EXTRAIT DU DOCUMENT ::
※ ※ ※

Difficile de juger l'image d'un film essentiellement dirigé par l'Automavision. Grâce à ce procédé unique en son genre dont Lars Von Trier est le premier utilisateur, les acteurs sont filmés par le biais d'angles de prises de vue complètement différents, s'alternant de façon arbitraire par un ordinateur, relié à la caméra, qui choisit tout, du cadre à la lumière. Par conséquent les couleurs changent constamment, avec une dominance de teintes légèrement bleutées dans les nombreuses scènes de bureau. Le Direktor prend donc le contrepied des films précédents de Lars Von Trier essentiellement tournés caméra à l'épaule, le plus souvent dans une image brinquebalante, pas vraiment nette (effet voulu de la part du réalisateur) et relativement déplaisante (Breaking the waves). Ici se succèdent un nombre incalculable de plans fixes dans un montage rapide et hâché. Les sujets filmés sont d'une rare précision (les visages comme les arrière-plans) et les contrastes appuyés. La palette colorimétrique est quant à elle assez homogène mais plutôt bien représentée.
A travers une prise de son alternative, qui comme pour l'image est dirigée par l'ordinateur, il n'est pas étonnant que la piste originale passe d'une tonalité à l'autre. Dans Le Direktor, ce sont avant tout les dialogues qui priment sur le reste, demeurant tout du long très perceptibles. Le mixage français 2.0 mono ressemble à son homologue danoise, le bruit des actions en moins. Au demeurant signalons que le doublage français est plutôt bien fait et agréable à entendre, cela étant suffisamment rare pour être signalé.

※ ※ ※

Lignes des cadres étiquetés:

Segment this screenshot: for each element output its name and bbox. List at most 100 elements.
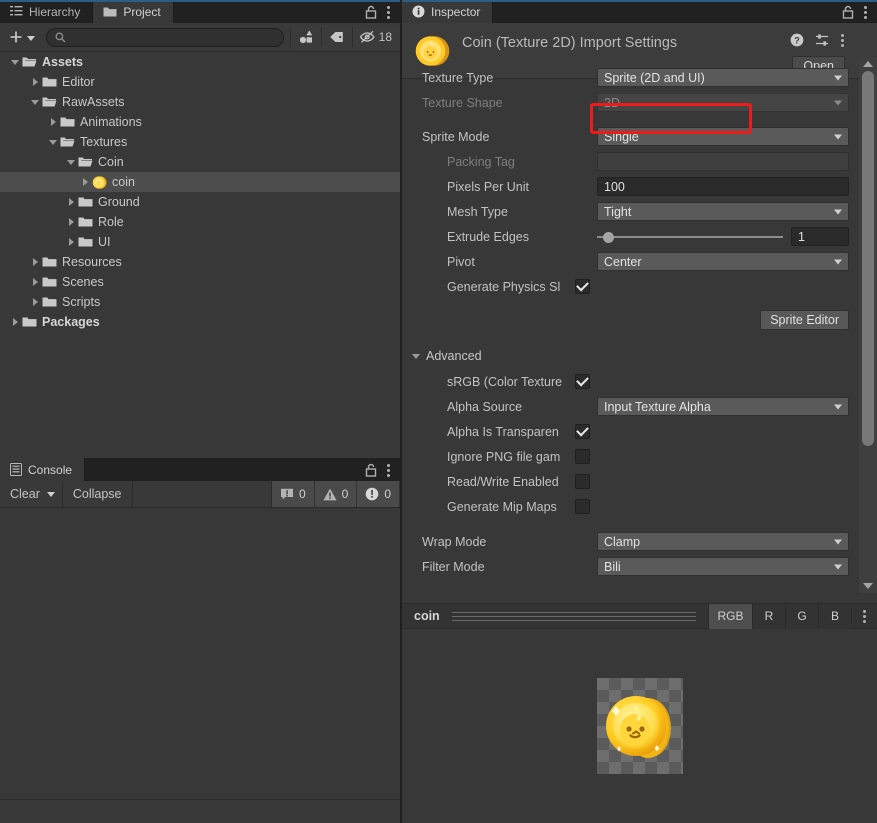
pixels-per-unit-value: 100	[604, 179, 625, 194]
clear-dropdown-button[interactable]	[44, 481, 63, 507]
tab-inspector[interactable]: Inspector	[402, 0, 877, 23]
transparency-checkerboard	[596, 678, 683, 774]
extrude-edges-value: 1	[798, 229, 805, 244]
drag-handle-icon[interactable]	[451, 611, 696, 621]
tree-row-ground[interactable]: Ground	[0, 192, 400, 212]
sprite-mode-dropdown[interactable]: Single	[597, 127, 849, 146]
lock-icon[interactable]	[365, 5, 377, 19]
channel-rgb-button[interactable]: RGB	[708, 603, 752, 629]
preview-menu-button[interactable]	[851, 609, 877, 623]
inspector-scrollbar[interactable]	[859, 57, 877, 593]
preset-icon[interactable]	[815, 33, 830, 47]
expand-toggle[interactable]	[64, 218, 78, 226]
search-box[interactable]	[46, 27, 284, 47]
field-wrap-mode: Wrap Mode Clamp	[402, 529, 859, 554]
collapse-button[interactable]: Collapse	[62, 481, 133, 507]
folder-icon	[103, 6, 117, 18]
console-log-list[interactable]	[0, 508, 400, 800]
channel-b-button[interactable]: B	[818, 603, 851, 629]
channel-g-label: G	[797, 609, 807, 623]
filter-by-type-button[interactable]	[290, 25, 321, 49]
lock-icon[interactable]	[842, 5, 854, 19]
tree-row-resources[interactable]: Resources	[0, 252, 400, 272]
scrollbar-thumb[interactable]	[862, 71, 874, 446]
tab-console[interactable]: Console	[0, 458, 86, 481]
expand-toggle[interactable]	[46, 118, 60, 126]
texture-shape-value: 2D	[604, 95, 620, 110]
warning-icon	[323, 488, 337, 501]
tree-row-scenes[interactable]: Scenes	[0, 272, 400, 292]
warning-counter[interactable]: 0	[314, 481, 358, 507]
alpha-is-transparency-checkbox[interactable]	[575, 424, 590, 439]
hidden-assets-indicator[interactable]: 18	[352, 25, 400, 49]
tree-row-editor[interactable]: Editor	[0, 72, 400, 92]
tab-project[interactable]: Project	[0, 0, 400, 23]
log-counter[interactable]: 0	[271, 481, 315, 507]
expand-toggle[interactable]	[28, 99, 42, 105]
info-icon	[412, 5, 425, 18]
clear-button[interactable]: Clear	[0, 481, 44, 507]
help-icon[interactable]: ?	[790, 33, 804, 47]
tree-row-coin-folder[interactable]: Coin	[0, 152, 400, 172]
expand-toggle[interactable]	[64, 238, 78, 246]
tree-row-packages[interactable]: Packages	[0, 312, 400, 332]
generate-mip-maps-checkbox[interactable]	[575, 499, 590, 514]
expand-toggle[interactable]	[28, 278, 42, 286]
hidden-count-label: 18	[378, 30, 392, 44]
alpha-source-dropdown[interactable]: Input Texture Alpha	[597, 397, 849, 416]
tree-row-scripts[interactable]: Scripts	[0, 292, 400, 312]
tree-row-rawassets[interactable]: RawAssets	[0, 92, 400, 112]
tab-hierarchy[interactable]: Hierarchy	[0, 0, 94, 23]
scroll-down-arrow-icon[interactable]	[863, 583, 873, 589]
scroll-up-arrow-icon[interactable]	[863, 61, 873, 67]
filter-by-label-button[interactable]	[321, 25, 352, 49]
lock-icon[interactable]	[365, 463, 377, 477]
tab-active-accent	[402, 0, 877, 2]
expand-toggle[interactable]	[28, 258, 42, 266]
advanced-foldout[interactable]: Advanced	[402, 343, 859, 369]
expand-toggle[interactable]	[8, 318, 22, 326]
expand-toggle[interactable]	[28, 298, 42, 306]
channel-g-button[interactable]: G	[785, 603, 818, 629]
tree-label: coin	[112, 175, 135, 189]
kebab-menu-icon[interactable]	[841, 33, 845, 47]
expand-toggle[interactable]	[64, 198, 78, 206]
expand-toggle[interactable]	[46, 139, 60, 145]
mesh-type-dropdown[interactable]: Tight	[597, 202, 849, 221]
tree-row-ui[interactable]: UI	[0, 232, 400, 252]
clear-label: Clear	[10, 487, 40, 501]
expand-toggle[interactable]	[8, 59, 22, 65]
field-filter-mode: Filter Mode Bili	[402, 554, 859, 579]
tree-row-coin-asset[interactable]: coin	[0, 172, 400, 192]
create-asset-button[interactable]	[6, 26, 42, 48]
kebab-menu-icon[interactable]	[864, 5, 868, 19]
channel-r-button[interactable]: R	[752, 603, 785, 629]
tree-row-assets[interactable]: Assets	[0, 52, 400, 72]
extrude-edges-value-input[interactable]: 1	[791, 227, 849, 246]
expand-toggle[interactable]	[78, 178, 92, 186]
sprite-editor-button[interactable]: Sprite Editor	[760, 310, 849, 330]
pivot-dropdown[interactable]: Center	[597, 252, 849, 271]
ignore-png-gamma-checkbox[interactable]	[575, 449, 590, 464]
kebab-menu-icon[interactable]	[387, 463, 391, 477]
expand-toggle[interactable]	[64, 159, 78, 165]
generate-physics-shape-checkbox[interactable]	[575, 279, 590, 294]
search-input[interactable]	[71, 31, 275, 43]
error-counter[interactable]: 0	[357, 481, 400, 507]
kebab-menu-icon[interactable]	[387, 5, 391, 19]
pixels-per-unit-input[interactable]: 100	[597, 177, 849, 196]
expand-toggle[interactable]	[28, 78, 42, 86]
extrude-edges-slider[interactable]	[597, 230, 783, 244]
wrap-mode-dropdown[interactable]: Clamp	[597, 532, 849, 551]
chevron-down-icon	[834, 134, 842, 139]
filter-mode-dropdown[interactable]: Bili	[597, 557, 849, 576]
srgb-checkbox[interactable]	[575, 374, 590, 389]
texture-type-dropdown[interactable]: Sprite (2D and UI)	[597, 68, 849, 87]
chevron-down-icon	[834, 259, 842, 264]
read-write-enabled-checkbox[interactable]	[575, 474, 590, 489]
tree-row-role[interactable]: Role	[0, 212, 400, 232]
tree-row-textures[interactable]: Textures	[0, 132, 400, 152]
asset-tree[interactable]: Assets Editor RawAssets Animations Textu…	[0, 52, 400, 458]
tree-row-animations[interactable]: Animations	[0, 112, 400, 132]
slider-knob[interactable]	[603, 231, 614, 243]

※ ※ ※

TRAVAIL DEMANDÉ ::
1. Recopiez tel quel le passage de la critique sur l'image et le son du Direktor qui commence à « A travers une » et se termine à « pour être signalé. ».
2. Poursuivez la critique sur l'image et le son du Direktor à partir de sa dernière phrase.
Les lignes ci-dessus ne sont pas nécessaires pour cet exercice.

LES RÉPONSES ::
1.
A travers une prise de son alternative, qui comme pour l'image est dirigée par l'ordinateur, il n'est pas étonnant que la piste originale passe d'une tonalité à l'autre. Dans Le Direktor, ce sont avant tout les dialogues qui priment sur le reste, demeurant tout du long très perceptibles. Le mixage français 2.0 mono ressemble à son homologue danoise, le bruit des actions en moins. Au demeurant signalons que le doublage français est plutôt bien fait et agréable à entendre, cela étant suffisamment rare pour être signalé.

2.
Si vous pensez en savoir plus sur la préparation des comédiens et ou la façon dont Lars Von Trier les dirige, vous pouvez passer votre chemin. On retrouve certes tous les comédiens danois principaux interviewés par un « journaliste » qui leur pose de fausses-vraies questions (Tu as déjà joué avec un singe ?) mais pendant plus de 20 minutes ça tourne rapidement en rond et le second degré devient lourdingue. Alors bien évidemment on est loin d'être dans les entretiens promotionnels récurrents... Certains se tirent la couverture, on assiste à une scène de ménage entre les acteurs Casper Christensen et Iben Hjejle, on critique Lars Von Trier et son concept l'Automavision (« on est tout un tas d'acteurs et il préfère filmer un rouleau de sopalin »), et nous spectateurs baillons.
Interview de Lars Von Trier (6min17)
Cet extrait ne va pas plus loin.